### GIVEN DATA
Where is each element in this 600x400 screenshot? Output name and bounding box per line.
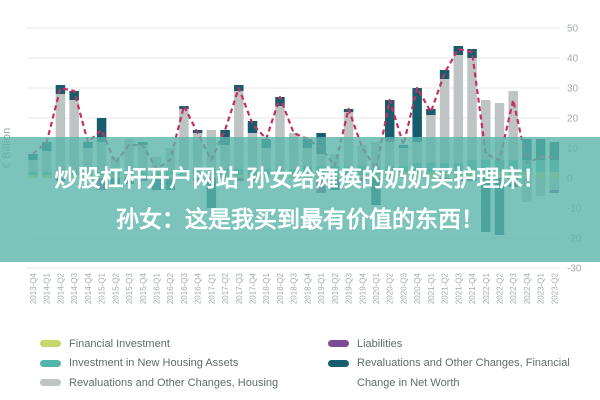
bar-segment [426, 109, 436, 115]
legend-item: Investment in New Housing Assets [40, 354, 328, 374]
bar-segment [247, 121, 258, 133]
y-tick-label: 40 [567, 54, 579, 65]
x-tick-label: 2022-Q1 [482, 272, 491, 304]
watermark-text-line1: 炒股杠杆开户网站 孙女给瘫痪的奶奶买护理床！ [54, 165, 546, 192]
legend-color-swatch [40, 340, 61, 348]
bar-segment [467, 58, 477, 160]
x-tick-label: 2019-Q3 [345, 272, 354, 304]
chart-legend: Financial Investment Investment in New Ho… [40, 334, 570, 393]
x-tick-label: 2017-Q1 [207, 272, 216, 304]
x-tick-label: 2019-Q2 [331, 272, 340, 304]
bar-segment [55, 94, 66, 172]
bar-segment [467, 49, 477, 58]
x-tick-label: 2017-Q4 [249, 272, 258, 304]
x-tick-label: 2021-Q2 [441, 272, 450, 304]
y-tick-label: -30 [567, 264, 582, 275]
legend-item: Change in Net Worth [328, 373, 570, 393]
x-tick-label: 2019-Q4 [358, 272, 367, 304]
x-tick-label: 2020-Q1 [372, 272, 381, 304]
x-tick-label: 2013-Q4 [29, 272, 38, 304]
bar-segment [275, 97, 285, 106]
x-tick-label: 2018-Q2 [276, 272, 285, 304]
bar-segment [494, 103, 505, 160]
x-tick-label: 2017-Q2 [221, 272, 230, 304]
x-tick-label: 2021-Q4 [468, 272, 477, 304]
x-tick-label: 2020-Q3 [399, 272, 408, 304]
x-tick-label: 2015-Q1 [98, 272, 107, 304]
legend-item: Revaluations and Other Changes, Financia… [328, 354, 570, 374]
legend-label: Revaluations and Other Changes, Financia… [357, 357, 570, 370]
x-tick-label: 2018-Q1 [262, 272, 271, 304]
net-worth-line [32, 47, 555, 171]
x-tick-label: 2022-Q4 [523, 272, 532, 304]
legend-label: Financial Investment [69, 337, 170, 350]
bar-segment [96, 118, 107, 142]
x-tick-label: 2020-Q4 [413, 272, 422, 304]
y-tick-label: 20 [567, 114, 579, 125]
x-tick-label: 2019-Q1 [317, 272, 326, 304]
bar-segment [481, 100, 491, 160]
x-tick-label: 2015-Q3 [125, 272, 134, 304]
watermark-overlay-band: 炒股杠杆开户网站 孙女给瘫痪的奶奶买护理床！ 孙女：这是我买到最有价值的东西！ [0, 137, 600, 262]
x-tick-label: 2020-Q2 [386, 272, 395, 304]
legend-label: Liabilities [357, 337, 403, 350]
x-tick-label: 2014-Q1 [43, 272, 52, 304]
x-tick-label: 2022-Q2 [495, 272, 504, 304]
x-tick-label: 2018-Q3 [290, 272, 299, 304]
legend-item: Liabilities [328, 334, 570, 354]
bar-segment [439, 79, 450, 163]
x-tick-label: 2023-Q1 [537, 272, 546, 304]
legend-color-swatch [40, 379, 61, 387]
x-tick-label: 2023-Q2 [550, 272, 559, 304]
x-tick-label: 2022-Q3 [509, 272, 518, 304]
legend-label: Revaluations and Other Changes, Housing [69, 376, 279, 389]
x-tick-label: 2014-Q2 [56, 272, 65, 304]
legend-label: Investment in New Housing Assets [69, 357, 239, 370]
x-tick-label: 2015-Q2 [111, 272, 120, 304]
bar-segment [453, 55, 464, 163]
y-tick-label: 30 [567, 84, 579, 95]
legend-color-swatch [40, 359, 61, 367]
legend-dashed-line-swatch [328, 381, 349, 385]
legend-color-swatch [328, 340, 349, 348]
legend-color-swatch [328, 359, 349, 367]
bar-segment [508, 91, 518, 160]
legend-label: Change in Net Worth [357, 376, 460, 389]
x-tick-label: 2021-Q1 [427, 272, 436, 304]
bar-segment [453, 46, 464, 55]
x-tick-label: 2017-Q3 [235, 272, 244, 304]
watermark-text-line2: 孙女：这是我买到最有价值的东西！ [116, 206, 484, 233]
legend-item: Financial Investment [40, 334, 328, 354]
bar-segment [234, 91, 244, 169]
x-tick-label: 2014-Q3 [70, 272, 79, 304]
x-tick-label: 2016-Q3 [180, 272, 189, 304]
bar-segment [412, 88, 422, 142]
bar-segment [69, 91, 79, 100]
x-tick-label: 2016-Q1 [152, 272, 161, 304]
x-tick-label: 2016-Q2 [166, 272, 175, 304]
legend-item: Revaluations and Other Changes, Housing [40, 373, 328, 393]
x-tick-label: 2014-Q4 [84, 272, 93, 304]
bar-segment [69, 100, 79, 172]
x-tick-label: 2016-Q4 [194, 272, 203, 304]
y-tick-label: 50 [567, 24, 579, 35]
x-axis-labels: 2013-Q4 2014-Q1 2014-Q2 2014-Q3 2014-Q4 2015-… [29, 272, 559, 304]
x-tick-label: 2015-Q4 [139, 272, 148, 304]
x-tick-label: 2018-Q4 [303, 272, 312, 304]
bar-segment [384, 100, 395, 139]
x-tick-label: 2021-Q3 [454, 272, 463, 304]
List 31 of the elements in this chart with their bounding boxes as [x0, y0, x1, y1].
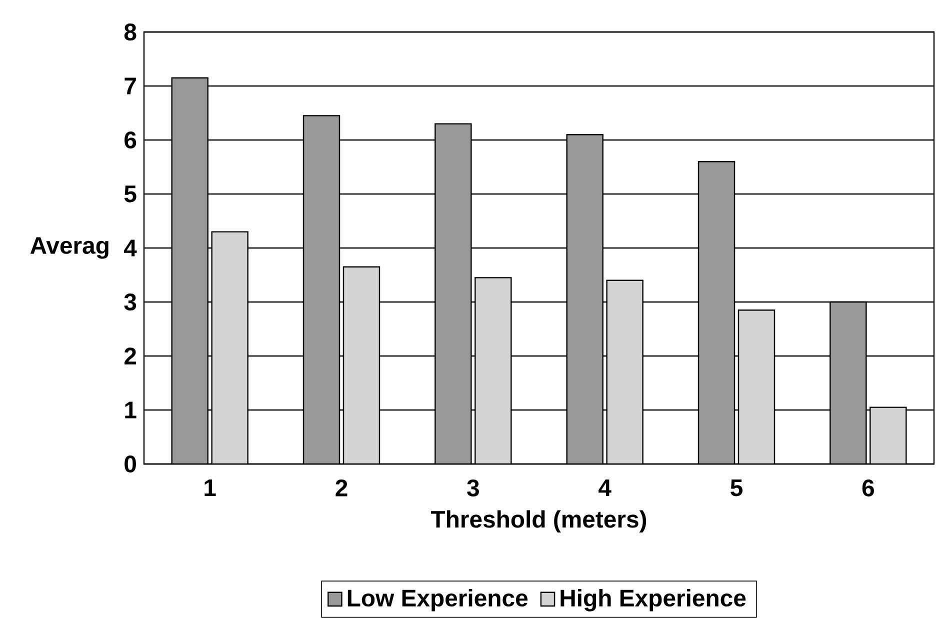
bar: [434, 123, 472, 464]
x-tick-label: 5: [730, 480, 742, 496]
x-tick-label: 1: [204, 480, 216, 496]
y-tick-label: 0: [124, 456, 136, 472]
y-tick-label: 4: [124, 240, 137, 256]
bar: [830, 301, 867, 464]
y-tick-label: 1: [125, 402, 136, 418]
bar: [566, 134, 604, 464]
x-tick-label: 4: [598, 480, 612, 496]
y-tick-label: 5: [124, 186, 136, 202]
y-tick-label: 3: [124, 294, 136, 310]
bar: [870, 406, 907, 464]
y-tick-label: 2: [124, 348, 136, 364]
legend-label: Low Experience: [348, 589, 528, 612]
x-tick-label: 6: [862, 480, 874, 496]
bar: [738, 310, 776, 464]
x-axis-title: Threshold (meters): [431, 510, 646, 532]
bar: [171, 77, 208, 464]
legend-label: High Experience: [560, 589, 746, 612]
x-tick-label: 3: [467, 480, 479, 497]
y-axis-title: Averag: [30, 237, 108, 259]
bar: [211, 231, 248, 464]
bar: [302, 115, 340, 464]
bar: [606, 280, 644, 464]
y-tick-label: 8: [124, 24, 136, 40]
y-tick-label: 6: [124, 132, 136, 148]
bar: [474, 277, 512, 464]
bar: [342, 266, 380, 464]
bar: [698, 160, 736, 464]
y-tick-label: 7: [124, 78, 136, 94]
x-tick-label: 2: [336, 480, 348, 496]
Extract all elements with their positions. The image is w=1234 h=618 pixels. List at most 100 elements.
---
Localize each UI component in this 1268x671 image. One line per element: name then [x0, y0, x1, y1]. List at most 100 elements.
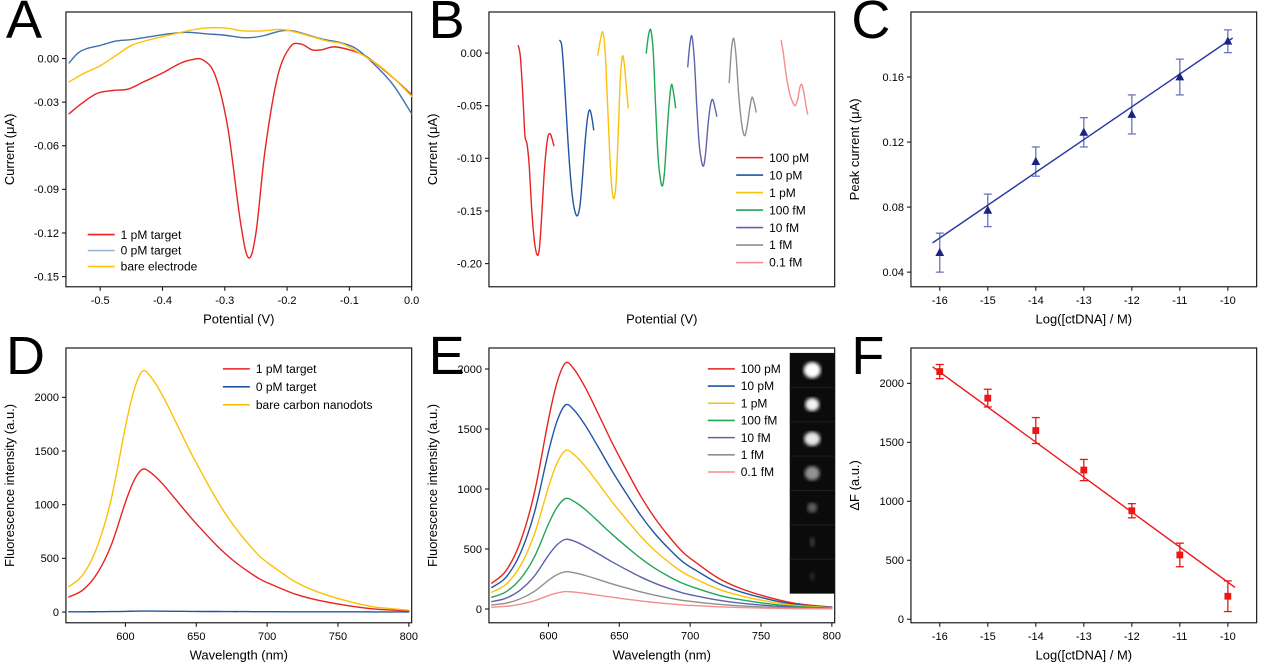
* * *
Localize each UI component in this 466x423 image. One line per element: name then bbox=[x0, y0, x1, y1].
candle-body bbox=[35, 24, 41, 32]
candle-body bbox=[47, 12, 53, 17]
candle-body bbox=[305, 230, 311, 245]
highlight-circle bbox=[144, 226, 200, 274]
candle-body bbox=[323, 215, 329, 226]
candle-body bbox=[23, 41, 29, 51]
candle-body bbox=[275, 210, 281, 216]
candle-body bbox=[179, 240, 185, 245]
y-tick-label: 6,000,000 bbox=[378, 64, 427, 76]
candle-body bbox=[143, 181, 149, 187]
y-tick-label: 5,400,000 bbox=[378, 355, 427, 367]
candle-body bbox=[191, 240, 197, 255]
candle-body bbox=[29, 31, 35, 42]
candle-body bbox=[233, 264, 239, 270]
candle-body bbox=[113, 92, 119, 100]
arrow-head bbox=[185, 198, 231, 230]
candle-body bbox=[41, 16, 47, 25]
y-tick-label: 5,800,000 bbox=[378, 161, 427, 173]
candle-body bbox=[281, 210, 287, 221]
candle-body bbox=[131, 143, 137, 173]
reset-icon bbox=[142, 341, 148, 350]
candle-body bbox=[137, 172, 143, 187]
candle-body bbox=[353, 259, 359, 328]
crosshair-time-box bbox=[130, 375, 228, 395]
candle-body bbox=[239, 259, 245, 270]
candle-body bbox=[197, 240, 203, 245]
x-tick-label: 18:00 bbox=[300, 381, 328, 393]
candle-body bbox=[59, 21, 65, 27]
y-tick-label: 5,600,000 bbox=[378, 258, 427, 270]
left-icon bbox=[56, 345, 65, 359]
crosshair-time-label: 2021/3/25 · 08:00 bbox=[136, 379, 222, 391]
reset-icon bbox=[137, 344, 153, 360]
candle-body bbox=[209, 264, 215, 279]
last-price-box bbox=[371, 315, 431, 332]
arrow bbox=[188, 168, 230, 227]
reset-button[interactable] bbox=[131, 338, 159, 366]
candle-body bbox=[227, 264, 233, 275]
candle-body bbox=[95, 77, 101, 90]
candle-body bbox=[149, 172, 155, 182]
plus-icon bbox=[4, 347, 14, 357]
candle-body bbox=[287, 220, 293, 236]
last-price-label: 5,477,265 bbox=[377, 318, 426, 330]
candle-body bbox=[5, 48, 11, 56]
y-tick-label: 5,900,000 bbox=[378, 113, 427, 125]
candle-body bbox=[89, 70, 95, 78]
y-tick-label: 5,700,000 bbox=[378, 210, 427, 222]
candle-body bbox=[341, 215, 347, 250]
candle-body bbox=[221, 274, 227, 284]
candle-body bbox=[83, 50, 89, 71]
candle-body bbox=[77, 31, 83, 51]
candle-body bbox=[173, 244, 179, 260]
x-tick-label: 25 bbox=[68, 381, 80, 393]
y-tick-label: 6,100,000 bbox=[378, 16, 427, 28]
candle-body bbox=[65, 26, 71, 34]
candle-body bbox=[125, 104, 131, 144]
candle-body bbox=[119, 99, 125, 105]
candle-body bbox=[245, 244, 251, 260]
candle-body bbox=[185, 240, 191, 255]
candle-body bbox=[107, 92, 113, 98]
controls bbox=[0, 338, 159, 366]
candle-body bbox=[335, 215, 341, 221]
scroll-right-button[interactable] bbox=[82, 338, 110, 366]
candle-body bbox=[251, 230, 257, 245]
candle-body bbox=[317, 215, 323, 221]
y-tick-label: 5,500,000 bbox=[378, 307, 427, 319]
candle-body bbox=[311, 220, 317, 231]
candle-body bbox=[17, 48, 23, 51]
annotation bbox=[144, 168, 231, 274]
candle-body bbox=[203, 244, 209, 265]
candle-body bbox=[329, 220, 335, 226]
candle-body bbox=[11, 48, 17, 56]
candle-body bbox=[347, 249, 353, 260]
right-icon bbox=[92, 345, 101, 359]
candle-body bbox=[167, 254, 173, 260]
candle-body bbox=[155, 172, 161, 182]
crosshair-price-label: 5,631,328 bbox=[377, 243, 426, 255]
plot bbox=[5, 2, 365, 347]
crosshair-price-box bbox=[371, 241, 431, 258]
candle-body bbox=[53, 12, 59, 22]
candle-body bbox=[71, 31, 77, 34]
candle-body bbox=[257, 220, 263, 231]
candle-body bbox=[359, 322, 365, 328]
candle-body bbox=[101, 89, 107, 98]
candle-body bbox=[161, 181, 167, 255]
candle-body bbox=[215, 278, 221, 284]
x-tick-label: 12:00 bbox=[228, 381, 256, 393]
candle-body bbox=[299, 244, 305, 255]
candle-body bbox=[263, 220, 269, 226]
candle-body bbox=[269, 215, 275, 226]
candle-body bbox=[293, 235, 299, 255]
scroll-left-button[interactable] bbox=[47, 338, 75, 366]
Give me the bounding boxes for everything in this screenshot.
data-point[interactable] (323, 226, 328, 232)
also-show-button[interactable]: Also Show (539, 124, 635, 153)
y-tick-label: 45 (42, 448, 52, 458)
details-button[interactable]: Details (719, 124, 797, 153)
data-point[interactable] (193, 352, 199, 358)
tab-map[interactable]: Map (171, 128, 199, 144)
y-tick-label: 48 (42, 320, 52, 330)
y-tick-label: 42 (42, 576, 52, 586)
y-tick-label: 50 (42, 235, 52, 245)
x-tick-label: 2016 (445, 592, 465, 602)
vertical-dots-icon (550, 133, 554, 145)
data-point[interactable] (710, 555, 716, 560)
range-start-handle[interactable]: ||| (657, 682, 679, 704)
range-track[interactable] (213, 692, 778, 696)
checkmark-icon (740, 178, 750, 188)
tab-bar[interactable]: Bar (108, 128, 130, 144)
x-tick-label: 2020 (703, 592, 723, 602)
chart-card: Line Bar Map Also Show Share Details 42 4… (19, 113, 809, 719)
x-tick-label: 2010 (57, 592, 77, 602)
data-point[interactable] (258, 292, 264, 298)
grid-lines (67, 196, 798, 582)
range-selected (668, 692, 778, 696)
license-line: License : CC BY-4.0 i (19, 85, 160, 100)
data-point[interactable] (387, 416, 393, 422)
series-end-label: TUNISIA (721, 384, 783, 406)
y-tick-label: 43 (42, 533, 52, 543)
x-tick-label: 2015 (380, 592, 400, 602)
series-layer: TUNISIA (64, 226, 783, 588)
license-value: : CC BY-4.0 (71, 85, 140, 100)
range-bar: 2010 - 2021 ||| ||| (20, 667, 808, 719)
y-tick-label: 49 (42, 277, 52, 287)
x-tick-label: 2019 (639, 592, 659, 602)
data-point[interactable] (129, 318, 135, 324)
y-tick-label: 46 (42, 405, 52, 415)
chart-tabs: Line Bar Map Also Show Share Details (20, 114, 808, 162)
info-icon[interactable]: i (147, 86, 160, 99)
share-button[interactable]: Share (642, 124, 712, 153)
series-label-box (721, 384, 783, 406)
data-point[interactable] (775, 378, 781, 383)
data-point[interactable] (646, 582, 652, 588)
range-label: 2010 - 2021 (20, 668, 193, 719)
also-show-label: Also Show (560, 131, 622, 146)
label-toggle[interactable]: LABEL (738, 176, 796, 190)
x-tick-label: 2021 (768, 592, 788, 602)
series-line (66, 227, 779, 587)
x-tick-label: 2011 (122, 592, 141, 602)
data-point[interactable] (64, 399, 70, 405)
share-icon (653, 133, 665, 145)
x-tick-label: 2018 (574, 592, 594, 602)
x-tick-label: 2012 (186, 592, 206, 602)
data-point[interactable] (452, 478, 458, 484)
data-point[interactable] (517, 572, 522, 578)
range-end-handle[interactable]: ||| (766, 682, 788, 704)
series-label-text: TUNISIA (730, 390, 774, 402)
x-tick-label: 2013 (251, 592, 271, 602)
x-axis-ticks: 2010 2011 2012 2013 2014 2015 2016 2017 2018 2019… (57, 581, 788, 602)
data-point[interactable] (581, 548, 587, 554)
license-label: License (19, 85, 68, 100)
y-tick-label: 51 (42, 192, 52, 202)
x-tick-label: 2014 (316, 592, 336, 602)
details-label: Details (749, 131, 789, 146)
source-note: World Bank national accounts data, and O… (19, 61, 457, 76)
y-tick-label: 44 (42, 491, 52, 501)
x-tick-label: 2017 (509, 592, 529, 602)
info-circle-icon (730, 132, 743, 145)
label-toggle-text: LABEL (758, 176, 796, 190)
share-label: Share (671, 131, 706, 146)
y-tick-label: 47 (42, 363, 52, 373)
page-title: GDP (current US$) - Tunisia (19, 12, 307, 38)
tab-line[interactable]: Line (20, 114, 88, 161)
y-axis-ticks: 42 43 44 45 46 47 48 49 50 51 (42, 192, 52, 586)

### WHAT THE TASK ASKS
Take the lines of the records starting with the line containing "List 31 of the" and going on through the line containing "y-tick-label: 0: [124, 456, 136, 472]", and rewrite them as a JSON list of strings with one string per line, leaving out blank lines. Leave the pictures out of the answer.

### OUTPUT
[
  "List 31 of the elements in this chart with their bounding boxes as [x0, y0, x1, y1].",
  "bar: [434, 123, 472, 464]",
  "x-tick-label: 5: [730, 480, 742, 496]",
  "x-tick-label: 1: [204, 480, 216, 496]",
  "y-tick-label: 0: [124, 456, 136, 472]"
]